Each entry below is to be extracted exactly.

Dataset records:
▼

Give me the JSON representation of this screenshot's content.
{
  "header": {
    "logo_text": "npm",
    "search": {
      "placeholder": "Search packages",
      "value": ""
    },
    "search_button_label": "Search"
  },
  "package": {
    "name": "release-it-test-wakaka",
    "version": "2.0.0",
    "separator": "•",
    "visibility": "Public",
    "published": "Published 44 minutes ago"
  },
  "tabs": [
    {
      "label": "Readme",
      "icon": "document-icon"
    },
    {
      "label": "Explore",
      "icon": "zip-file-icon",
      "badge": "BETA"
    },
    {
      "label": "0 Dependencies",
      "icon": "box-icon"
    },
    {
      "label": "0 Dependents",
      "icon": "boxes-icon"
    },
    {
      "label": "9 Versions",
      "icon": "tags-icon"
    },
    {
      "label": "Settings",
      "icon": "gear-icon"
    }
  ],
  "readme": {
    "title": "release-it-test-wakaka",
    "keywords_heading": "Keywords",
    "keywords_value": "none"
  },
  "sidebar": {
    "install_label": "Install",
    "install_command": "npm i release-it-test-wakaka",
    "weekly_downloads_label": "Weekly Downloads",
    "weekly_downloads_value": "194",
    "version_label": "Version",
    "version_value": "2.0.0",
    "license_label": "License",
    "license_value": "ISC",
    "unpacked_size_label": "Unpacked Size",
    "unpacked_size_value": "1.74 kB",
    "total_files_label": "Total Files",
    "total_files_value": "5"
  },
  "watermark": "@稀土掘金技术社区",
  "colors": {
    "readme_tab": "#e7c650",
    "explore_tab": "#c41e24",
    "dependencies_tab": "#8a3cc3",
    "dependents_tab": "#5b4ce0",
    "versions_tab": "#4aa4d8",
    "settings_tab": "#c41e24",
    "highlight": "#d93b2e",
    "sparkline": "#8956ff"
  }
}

▲

FULL ANSWER:
Give me the JSON representation of this screenshot's content.
{
  "header": {
    "logo_text": "npm",
    "search": {
      "placeholder": "Search packages",
      "value": ""
    },
    "search_button_label": "Search"
  },
  "package": {
    "name": "release-it-test-wakaka",
    "version": "2.0.0",
    "separator": "•",
    "visibility": "Public",
    "published": "Published 44 minutes ago"
  },
  "tabs": [
    {
      "label": "Readme",
      "icon": "document-icon"
    },
    {
      "label": "Explore",
      "icon": "zip-file-icon",
      "badge": "BETA"
    },
    {
      "label": "0 Dependencies",
      "icon": "box-icon"
    },
    {
      "label": "0 Dependents",
      "icon": "boxes-icon"
    },
    {
      "label": "9 Versions",
      "icon": "tags-icon"
    },
    {
      "label": "Settings",
      "icon": "gear-icon"
    }
  ],
  "readme": {
    "title": "release-it-test-wakaka",
    "keywords_heading": "Keywords",
    "keywords_value": "none"
  },
  "sidebar": {
    "install_label": "Install",
    "install_command": "npm i release-it-test-wakaka",
    "weekly_downloads_label": "Weekly Downloads",
    "weekly_downloads_value": "194",
    "version_label": "Version",
    "version_value": "2.0.0",
    "license_label": "License",
    "license_value": "ISC",
    "unpacked_size_label": "Unpacked Size",
    "unpacked_size_value": "1.74 kB",
    "total_files_label": "Total Files",
    "total_files_value": "5"
  },
  "watermark": "@稀土掘金技术社区",
  "colors": {
    "readme_tab": "#e7c650",
    "explore_tab": "#c41e24",
    "dependencies_tab": "#8a3cc3",
    "dependents_tab": "#5b4ce0",
    "versions_tab": "#4aa4d8",
    "settings_tab": "#c41e24",
    "highlight": "#d93b2e",
    "sparkline": "#8956ff"
  }
}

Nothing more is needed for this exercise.